GOAL
Write out the material exactly. Do not include the pictures.

DATASET ROWS
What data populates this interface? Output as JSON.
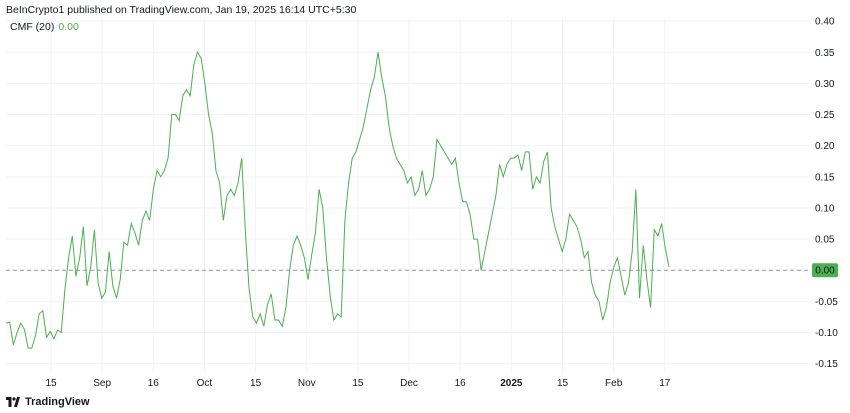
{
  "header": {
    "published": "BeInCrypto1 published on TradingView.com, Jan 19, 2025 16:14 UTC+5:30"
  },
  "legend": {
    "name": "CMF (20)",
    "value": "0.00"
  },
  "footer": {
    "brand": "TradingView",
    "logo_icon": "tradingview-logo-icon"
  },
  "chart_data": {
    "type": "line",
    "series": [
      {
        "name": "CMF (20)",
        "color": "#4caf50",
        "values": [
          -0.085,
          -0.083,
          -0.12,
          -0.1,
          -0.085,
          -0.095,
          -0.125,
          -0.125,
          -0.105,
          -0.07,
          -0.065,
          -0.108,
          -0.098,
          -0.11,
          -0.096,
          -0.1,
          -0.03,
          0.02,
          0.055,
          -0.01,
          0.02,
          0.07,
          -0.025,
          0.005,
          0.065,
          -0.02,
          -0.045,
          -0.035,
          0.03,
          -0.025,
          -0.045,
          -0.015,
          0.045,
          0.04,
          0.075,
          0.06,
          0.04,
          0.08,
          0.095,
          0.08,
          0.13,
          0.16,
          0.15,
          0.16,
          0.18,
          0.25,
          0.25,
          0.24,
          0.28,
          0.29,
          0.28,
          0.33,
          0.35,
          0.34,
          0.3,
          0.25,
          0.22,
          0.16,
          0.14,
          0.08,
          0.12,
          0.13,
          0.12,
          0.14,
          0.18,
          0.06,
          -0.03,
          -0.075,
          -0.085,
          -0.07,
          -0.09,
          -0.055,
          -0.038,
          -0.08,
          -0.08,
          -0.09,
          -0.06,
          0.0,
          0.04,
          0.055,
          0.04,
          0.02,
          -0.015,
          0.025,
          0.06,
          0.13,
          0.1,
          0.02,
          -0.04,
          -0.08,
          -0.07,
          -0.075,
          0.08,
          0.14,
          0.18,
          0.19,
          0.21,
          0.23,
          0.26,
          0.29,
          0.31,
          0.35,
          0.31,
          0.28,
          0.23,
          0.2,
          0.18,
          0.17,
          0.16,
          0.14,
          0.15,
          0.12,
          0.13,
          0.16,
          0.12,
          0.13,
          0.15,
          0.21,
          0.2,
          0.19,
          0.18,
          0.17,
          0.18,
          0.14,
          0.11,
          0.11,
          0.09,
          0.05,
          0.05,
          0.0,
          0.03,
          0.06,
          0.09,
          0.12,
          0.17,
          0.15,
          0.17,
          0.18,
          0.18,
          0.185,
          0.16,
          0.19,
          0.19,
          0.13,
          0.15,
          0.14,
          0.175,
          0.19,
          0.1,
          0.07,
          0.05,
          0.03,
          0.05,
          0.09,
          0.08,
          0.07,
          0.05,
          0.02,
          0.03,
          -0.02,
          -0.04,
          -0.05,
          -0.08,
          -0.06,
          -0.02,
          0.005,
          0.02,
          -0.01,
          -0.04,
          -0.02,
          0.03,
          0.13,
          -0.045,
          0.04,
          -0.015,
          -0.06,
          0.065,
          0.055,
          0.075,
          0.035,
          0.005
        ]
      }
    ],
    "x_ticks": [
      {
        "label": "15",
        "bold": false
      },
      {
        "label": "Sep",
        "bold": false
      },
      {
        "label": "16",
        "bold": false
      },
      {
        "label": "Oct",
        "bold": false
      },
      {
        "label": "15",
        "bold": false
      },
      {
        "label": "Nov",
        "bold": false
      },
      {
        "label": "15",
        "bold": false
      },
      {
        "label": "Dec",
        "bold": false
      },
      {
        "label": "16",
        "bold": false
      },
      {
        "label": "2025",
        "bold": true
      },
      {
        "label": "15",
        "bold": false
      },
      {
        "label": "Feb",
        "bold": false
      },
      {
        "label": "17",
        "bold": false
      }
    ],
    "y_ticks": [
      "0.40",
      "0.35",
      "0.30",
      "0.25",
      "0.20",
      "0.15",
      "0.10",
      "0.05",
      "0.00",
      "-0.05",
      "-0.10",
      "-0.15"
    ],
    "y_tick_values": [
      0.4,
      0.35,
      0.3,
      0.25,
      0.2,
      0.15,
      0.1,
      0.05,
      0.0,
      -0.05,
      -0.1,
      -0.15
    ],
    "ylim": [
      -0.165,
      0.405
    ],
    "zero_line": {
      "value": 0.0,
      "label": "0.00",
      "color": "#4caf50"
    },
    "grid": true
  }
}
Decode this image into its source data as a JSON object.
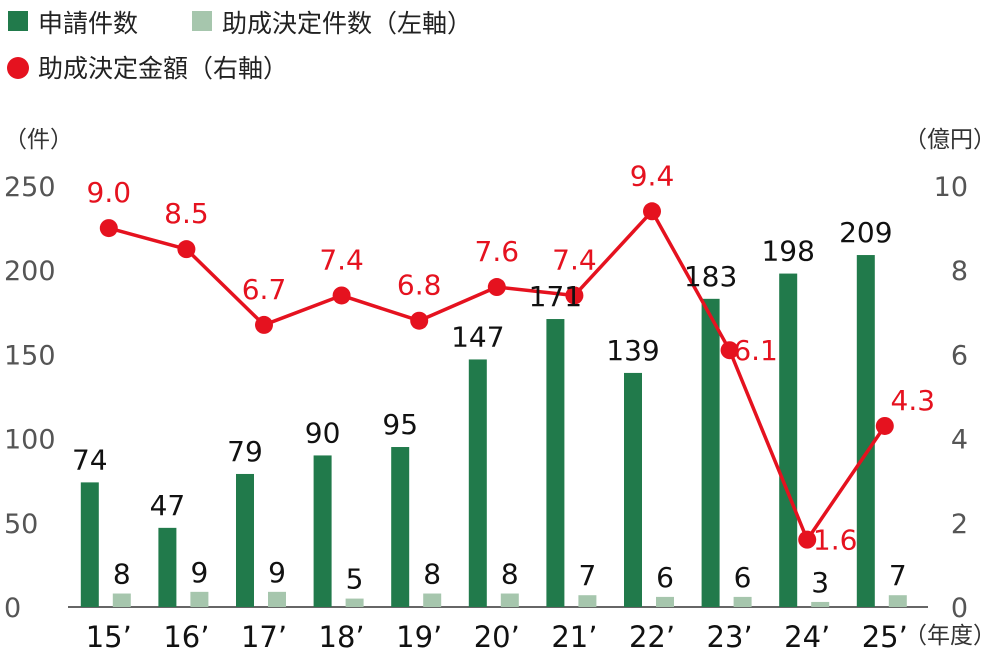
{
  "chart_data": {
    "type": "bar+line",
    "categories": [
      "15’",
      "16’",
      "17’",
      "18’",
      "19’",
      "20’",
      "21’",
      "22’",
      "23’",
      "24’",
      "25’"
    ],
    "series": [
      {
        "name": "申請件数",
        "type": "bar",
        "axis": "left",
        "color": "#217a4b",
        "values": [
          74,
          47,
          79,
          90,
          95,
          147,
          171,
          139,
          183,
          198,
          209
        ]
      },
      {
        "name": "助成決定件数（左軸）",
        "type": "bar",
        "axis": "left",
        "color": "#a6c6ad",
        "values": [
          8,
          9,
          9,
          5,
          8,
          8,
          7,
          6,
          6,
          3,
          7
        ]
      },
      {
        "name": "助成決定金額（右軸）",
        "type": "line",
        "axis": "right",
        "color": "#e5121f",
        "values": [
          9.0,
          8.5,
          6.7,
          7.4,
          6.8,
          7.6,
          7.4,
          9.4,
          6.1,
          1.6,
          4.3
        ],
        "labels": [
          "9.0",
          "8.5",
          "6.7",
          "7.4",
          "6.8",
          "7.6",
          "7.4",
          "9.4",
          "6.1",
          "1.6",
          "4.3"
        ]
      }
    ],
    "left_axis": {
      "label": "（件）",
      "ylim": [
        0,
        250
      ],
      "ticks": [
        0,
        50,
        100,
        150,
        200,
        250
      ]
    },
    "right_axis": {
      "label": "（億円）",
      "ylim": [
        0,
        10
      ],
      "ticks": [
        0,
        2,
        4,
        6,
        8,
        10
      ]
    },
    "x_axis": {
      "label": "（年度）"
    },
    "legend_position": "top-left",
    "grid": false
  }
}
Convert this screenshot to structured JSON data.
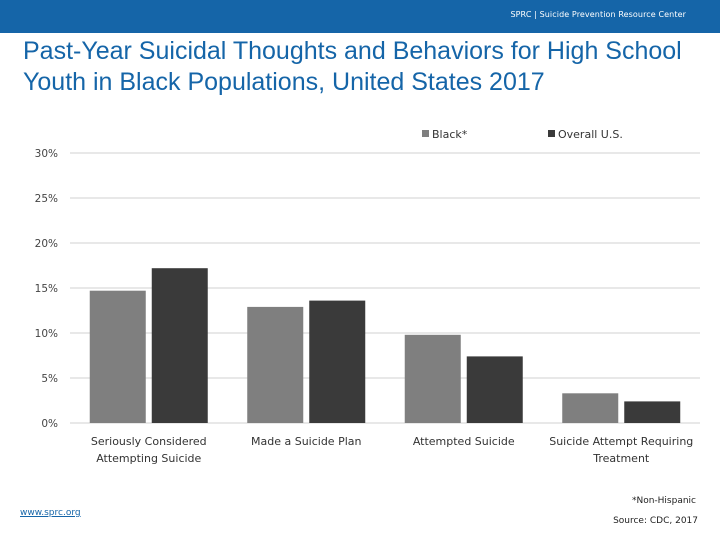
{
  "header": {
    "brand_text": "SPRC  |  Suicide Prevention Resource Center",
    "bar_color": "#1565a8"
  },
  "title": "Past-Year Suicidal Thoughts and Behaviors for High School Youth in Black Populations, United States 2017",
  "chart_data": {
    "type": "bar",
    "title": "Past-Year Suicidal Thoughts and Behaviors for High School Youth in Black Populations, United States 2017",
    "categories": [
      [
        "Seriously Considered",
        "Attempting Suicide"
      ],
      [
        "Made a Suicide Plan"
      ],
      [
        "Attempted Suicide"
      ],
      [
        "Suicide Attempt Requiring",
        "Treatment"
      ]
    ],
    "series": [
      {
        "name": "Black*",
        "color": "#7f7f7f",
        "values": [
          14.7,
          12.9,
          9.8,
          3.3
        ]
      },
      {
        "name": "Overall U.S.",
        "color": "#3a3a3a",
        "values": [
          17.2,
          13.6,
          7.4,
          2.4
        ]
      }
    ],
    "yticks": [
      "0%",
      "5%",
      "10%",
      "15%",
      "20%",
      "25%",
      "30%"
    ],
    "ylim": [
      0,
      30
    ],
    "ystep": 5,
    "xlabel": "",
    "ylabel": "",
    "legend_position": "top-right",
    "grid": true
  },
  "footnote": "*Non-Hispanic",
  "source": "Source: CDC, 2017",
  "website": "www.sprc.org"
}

ANSWER FOR THIS EXERCISE
What data populates this interface? Output as JSON.
{
  "header": {
    "published": "BeInCrypto1 published on TradingView.com, Jan 19, 2025 16:14 UTC+5:30"
  },
  "legend": {
    "name": "CMF (20)",
    "value": "0.00"
  },
  "footer": {
    "brand": "TradingView",
    "logo_icon": "tradingview-logo-icon"
  },
  "chart_data": {
    "type": "line",
    "series": [
      {
        "name": "CMF (20)",
        "color": "#4caf50",
        "values": [
          -0.085,
          -0.083,
          -0.12,
          -0.1,
          -0.085,
          -0.095,
          -0.125,
          -0.125,
          -0.105,
          -0.07,
          -0.065,
          -0.108,
          -0.098,
          -0.11,
          -0.096,
          -0.1,
          -0.03,
          0.02,
          0.055,
          -0.01,
          0.02,
          0.07,
          -0.025,
          0.005,
          0.065,
          -0.02,
          -0.045,
          -0.035,
          0.03,
          -0.025,
          -0.045,
          -0.015,
          0.045,
          0.04,
          0.075,
          0.06,
          0.04,
          0.08,
          0.095,
          0.08,
          0.13,
          0.16,
          0.15,
          0.16,
          0.18,
          0.25,
          0.25,
          0.24,
          0.28,
          0.29,
          0.28,
          0.33,
          0.35,
          0.34,
          0.3,
          0.25,
          0.22,
          0.16,
          0.14,
          0.08,
          0.12,
          0.13,
          0.12,
          0.14,
          0.18,
          0.06,
          -0.03,
          -0.075,
          -0.085,
          -0.07,
          -0.09,
          -0.055,
          -0.038,
          -0.08,
          -0.08,
          -0.09,
          -0.06,
          0.0,
          0.04,
          0.055,
          0.04,
          0.02,
          -0.015,
          0.025,
          0.06,
          0.13,
          0.1,
          0.02,
          -0.04,
          -0.08,
          -0.07,
          -0.075,
          0.08,
          0.14,
          0.18,
          0.19,
          0.21,
          0.23,
          0.26,
          0.29,
          0.31,
          0.35,
          0.31,
          0.28,
          0.23,
          0.2,
          0.18,
          0.17,
          0.16,
          0.14,
          0.15,
          0.12,
          0.13,
          0.16,
          0.12,
          0.13,
          0.15,
          0.21,
          0.2,
          0.19,
          0.18,
          0.17,
          0.18,
          0.14,
          0.11,
          0.11,
          0.09,
          0.05,
          0.05,
          0.0,
          0.03,
          0.06,
          0.09,
          0.12,
          0.17,
          0.15,
          0.17,
          0.18,
          0.18,
          0.185,
          0.16,
          0.19,
          0.19,
          0.13,
          0.15,
          0.14,
          0.175,
          0.19,
          0.1,
          0.07,
          0.05,
          0.03,
          0.05,
          0.09,
          0.08,
          0.07,
          0.05,
          0.02,
          0.03,
          -0.02,
          -0.04,
          -0.05,
          -0.08,
          -0.06,
          -0.02,
          0.005,
          0.02,
          -0.01,
          -0.04,
          -0.02,
          0.03,
          0.13,
          -0.045,
          0.04,
          -0.015,
          -0.06,
          0.065,
          0.055,
          0.075,
          0.035,
          0.005
        ]
      }
    ],
    "x_ticks": [
      {
        "label": "15",
        "bold": false
      },
      {
        "label": "Sep",
        "bold": false
      },
      {
        "label": "16",
        "bold": false
      },
      {
        "label": "Oct",
        "bold": false
      },
      {
        "label": "15",
        "bold": false
      },
      {
        "label": "Nov",
        "bold": false
      },
      {
        "label": "15",
        "bold": false
      },
      {
        "label": "Dec",
        "bold": false
      },
      {
        "label": "16",
        "bold": false
      },
      {
        "label": "2025",
        "bold": true
      },
      {
        "label": "15",
        "bold": false
      },
      {
        "label": "Feb",
        "bold": false
      },
      {
        "label": "17",
        "bold": false
      }
    ],
    "y_ticks": [
      "0.40",
      "0.35",
      "0.30",
      "0.25",
      "0.20",
      "0.15",
      "0.10",
      "0.05",
      "0.00",
      "-0.05",
      "-0.10",
      "-0.15"
    ],
    "y_tick_values": [
      0.4,
      0.35,
      0.3,
      0.25,
      0.2,
      0.15,
      0.1,
      0.05,
      0.0,
      -0.05,
      -0.1,
      -0.15
    ],
    "ylim": [
      -0.165,
      0.405
    ],
    "zero_line": {
      "value": 0.0,
      "label": "0.00",
      "color": "#4caf50"
    },
    "grid": true
  }
}
Decode this image into its source data as a JSON object.
{
  "chart_data": {
    "type": "bar+line",
    "categories": [
      "15’",
      "16’",
      "17’",
      "18’",
      "19’",
      "20’",
      "21’",
      "22’",
      "23’",
      "24’",
      "25’"
    ],
    "series": [
      {
        "name": "申請件数",
        "type": "bar",
        "axis": "left",
        "color": "#217a4b",
        "values": [
          74,
          47,
          79,
          90,
          95,
          147,
          171,
          139,
          183,
          198,
          209
        ]
      },
      {
        "name": "助成決定件数（左軸）",
        "type": "bar",
        "axis": "left",
        "color": "#a6c6ad",
        "values": [
          8,
          9,
          9,
          5,
          8,
          8,
          7,
          6,
          6,
          3,
          7
        ]
      },
      {
        "name": "助成決定金額（右軸）",
        "type": "line",
        "axis": "right",
        "color": "#e5121f",
        "values": [
          9.0,
          8.5,
          6.7,
          7.4,
          6.8,
          7.6,
          7.4,
          9.4,
          6.1,
          1.6,
          4.3
        ],
        "labels": [
          "9.0",
          "8.5",
          "6.7",
          "7.4",
          "6.8",
          "7.6",
          "7.4",
          "9.4",
          "6.1",
          "1.6",
          "4.3"
        ]
      }
    ],
    "left_axis": {
      "label": "（件）",
      "ylim": [
        0,
        250
      ],
      "ticks": [
        0,
        50,
        100,
        150,
        200,
        250
      ]
    },
    "right_axis": {
      "label": "（億円）",
      "ylim": [
        0,
        10
      ],
      "ticks": [
        0,
        2,
        4,
        6,
        8,
        10
      ]
    },
    "x_axis": {
      "label": "（年度）"
    },
    "legend_position": "top-left",
    "grid": false
  }
}
Convert this screenshot to structured JSON data.
{
  "header": {
    "brand_text": "SPRC  |  Suicide Prevention Resource Center",
    "bar_color": "#1565a8"
  },
  "title": "Past-Year Suicidal Thoughts and Behaviors for High School Youth in Black Populations, United States 2017",
  "chart_data": {
    "type": "bar",
    "title": "Past-Year Suicidal Thoughts and Behaviors for High School Youth in Black Populations, United States 2017",
    "categories": [
      [
        "Seriously Considered",
        "Attempting Suicide"
      ],
      [
        "Made a Suicide Plan"
      ],
      [
        "Attempted Suicide"
      ],
      [
        "Suicide Attempt Requiring",
        "Treatment"
      ]
    ],
    "series": [
      {
        "name": "Black*",
        "color": "#7f7f7f",
        "values": [
          14.7,
          12.9,
          9.8,
          3.3
        ]
      },
      {
        "name": "Overall U.S.",
        "color": "#3a3a3a",
        "values": [
          17.2,
          13.6,
          7.4,
          2.4
        ]
      }
    ],
    "yticks": [
      "0%",
      "5%",
      "10%",
      "15%",
      "20%",
      "25%",
      "30%"
    ],
    "ylim": [
      0,
      30
    ],
    "ystep": 5,
    "xlabel": "",
    "ylabel": "",
    "legend_position": "top-right",
    "grid": true
  },
  "footnote": "*Non-Hispanic",
  "source": "Source: CDC, 2017",
  "website": "www.sprc.org"
}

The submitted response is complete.